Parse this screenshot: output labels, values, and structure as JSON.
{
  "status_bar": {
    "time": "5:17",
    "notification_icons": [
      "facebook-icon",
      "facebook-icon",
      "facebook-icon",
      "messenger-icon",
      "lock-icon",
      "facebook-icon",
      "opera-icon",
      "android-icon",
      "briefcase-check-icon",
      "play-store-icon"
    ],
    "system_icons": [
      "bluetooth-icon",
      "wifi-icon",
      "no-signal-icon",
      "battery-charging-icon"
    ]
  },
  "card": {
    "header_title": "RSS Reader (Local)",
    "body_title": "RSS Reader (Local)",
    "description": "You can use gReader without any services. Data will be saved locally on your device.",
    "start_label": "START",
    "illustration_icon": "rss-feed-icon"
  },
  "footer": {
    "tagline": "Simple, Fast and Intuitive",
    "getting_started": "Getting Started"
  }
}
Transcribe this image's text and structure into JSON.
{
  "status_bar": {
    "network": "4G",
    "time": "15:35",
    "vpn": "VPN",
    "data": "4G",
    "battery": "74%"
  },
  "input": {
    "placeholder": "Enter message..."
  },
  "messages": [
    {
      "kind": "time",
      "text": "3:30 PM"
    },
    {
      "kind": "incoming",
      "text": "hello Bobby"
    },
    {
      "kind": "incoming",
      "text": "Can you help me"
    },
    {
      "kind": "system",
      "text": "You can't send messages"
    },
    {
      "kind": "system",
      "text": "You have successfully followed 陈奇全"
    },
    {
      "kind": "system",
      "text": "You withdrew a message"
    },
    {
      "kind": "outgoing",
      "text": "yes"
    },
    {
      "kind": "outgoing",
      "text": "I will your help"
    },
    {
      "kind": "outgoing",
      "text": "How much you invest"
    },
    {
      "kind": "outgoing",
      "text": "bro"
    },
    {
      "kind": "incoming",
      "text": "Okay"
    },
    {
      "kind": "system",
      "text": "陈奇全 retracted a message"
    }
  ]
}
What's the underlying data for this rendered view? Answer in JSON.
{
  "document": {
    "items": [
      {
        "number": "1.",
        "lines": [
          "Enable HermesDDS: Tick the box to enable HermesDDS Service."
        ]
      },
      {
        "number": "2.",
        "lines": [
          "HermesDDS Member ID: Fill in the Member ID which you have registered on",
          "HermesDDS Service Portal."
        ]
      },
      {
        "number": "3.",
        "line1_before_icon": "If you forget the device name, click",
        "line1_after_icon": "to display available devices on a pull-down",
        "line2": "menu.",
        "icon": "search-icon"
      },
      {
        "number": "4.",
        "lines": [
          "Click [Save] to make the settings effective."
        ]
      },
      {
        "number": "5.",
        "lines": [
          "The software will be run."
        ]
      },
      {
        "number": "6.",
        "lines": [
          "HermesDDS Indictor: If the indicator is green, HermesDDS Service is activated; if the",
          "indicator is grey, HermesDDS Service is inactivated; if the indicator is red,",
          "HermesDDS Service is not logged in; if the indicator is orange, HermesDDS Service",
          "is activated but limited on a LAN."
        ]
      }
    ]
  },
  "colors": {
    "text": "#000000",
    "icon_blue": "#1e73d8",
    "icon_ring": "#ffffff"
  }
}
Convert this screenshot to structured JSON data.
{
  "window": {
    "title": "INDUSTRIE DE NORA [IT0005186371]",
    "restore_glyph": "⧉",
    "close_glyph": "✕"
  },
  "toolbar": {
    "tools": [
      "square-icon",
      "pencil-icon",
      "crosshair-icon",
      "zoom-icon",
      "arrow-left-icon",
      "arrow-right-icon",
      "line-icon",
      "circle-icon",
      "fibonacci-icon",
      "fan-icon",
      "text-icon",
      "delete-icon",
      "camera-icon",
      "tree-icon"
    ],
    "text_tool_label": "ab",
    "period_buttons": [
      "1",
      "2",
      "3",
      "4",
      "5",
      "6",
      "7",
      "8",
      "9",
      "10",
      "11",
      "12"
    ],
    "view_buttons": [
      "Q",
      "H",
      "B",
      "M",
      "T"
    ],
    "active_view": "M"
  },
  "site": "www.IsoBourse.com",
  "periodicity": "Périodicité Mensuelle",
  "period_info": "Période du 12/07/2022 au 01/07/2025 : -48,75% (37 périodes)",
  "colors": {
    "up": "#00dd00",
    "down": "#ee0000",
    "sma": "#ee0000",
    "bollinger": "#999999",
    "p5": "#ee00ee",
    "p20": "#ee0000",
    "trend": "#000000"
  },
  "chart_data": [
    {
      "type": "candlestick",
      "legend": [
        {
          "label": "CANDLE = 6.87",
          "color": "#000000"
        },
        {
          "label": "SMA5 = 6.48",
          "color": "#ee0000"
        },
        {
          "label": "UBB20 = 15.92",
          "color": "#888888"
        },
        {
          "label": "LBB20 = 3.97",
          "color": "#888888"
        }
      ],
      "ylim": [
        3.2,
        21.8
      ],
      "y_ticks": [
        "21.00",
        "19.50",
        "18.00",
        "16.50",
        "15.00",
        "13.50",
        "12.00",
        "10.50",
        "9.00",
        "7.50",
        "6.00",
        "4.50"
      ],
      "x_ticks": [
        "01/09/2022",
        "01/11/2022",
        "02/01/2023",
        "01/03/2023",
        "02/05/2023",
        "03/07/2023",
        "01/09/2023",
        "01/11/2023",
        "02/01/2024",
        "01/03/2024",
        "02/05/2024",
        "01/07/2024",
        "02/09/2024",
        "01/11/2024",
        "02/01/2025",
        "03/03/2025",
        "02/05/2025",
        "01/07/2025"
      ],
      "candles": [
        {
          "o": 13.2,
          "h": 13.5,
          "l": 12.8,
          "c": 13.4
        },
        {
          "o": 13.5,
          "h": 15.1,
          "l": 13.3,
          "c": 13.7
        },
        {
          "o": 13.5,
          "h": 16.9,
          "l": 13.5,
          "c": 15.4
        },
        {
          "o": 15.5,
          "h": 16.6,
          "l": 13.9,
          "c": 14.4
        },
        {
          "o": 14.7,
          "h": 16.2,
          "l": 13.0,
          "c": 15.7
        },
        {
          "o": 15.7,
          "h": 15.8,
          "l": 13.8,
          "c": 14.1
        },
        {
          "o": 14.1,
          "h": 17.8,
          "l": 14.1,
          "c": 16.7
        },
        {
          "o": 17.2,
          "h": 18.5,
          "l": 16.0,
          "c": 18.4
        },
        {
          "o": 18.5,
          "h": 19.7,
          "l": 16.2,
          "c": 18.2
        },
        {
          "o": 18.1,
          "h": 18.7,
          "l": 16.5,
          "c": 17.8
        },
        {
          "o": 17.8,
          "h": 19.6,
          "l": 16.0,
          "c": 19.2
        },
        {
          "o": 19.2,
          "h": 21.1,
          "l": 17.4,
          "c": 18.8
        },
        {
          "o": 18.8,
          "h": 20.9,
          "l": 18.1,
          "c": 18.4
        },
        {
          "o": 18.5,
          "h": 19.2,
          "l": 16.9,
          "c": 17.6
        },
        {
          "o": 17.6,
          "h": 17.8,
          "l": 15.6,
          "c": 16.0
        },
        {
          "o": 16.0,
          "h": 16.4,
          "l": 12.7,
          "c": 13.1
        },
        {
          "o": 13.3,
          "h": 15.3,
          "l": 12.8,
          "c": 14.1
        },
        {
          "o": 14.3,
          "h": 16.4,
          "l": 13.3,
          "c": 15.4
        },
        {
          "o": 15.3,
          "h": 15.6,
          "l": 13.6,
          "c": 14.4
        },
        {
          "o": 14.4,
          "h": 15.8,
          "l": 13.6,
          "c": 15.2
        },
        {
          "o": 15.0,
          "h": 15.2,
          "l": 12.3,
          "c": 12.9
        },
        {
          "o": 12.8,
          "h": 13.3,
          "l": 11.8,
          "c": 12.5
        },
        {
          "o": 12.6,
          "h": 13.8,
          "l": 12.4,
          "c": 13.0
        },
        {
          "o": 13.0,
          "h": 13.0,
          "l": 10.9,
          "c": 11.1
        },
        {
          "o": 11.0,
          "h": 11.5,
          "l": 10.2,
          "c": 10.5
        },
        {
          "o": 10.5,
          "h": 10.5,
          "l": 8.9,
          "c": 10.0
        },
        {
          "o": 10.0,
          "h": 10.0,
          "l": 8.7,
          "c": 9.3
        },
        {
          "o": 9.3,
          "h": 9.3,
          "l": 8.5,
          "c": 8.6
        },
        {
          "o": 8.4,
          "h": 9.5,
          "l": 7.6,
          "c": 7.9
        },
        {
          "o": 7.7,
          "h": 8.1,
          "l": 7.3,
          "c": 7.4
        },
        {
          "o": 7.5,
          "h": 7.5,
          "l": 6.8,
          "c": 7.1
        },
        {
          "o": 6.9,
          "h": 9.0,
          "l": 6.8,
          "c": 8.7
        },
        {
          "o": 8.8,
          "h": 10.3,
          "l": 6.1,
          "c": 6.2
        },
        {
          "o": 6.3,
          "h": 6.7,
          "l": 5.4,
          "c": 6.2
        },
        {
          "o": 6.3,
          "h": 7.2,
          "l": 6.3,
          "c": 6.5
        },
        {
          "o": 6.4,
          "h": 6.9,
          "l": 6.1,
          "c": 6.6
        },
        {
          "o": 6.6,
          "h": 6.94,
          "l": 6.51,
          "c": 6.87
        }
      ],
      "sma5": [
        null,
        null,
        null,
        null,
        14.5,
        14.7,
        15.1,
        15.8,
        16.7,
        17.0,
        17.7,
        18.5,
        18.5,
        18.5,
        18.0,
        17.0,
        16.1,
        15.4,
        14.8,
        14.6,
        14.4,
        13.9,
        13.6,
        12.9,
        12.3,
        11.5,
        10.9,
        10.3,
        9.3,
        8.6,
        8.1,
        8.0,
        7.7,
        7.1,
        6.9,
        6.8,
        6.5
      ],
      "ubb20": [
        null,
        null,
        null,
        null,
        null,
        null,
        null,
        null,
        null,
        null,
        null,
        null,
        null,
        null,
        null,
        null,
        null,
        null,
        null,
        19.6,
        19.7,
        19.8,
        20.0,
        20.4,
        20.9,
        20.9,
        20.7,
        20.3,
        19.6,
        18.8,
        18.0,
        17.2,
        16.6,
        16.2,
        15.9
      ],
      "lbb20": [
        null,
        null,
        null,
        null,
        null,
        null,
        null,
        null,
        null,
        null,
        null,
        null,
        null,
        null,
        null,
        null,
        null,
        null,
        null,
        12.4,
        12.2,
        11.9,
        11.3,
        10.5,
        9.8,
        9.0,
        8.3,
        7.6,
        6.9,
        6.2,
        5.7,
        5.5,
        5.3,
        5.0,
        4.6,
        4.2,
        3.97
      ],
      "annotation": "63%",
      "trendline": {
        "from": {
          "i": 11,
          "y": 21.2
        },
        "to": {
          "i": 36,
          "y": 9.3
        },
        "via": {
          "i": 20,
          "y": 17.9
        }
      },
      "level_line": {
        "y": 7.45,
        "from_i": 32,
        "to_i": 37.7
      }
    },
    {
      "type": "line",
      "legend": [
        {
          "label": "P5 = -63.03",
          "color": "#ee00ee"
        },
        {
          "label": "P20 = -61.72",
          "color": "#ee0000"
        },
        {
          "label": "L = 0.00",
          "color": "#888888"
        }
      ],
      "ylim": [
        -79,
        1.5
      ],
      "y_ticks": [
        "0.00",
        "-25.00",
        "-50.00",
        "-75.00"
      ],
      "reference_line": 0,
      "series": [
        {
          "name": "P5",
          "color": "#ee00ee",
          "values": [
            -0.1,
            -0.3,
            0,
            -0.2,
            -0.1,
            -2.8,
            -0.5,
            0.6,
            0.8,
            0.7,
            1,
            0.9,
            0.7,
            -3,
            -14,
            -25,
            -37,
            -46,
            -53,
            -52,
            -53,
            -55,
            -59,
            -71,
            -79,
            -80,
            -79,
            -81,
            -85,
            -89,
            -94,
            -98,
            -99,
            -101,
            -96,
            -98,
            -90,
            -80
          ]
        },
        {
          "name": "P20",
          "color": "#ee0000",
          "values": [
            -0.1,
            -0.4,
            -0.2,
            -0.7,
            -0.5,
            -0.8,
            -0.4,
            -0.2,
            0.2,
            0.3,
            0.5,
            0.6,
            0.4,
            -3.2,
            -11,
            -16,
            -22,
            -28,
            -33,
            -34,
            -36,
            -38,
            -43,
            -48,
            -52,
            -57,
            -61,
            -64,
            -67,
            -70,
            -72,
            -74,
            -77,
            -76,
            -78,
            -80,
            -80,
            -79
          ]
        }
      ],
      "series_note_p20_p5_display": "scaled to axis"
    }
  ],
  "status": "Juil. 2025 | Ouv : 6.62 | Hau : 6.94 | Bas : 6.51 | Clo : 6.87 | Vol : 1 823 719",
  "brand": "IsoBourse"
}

########

PROBLEM STATEMENT:
Copy each line holding the word "JSON" from the listing above.

TASK RESULT:
Parse this screenshot: output labels, values, and structure as JSON.
Transcribe this image's text and structure into JSON.
What's the underlying data for this rendered view? Answer in JSON.
Convert this screenshot to structured JSON data.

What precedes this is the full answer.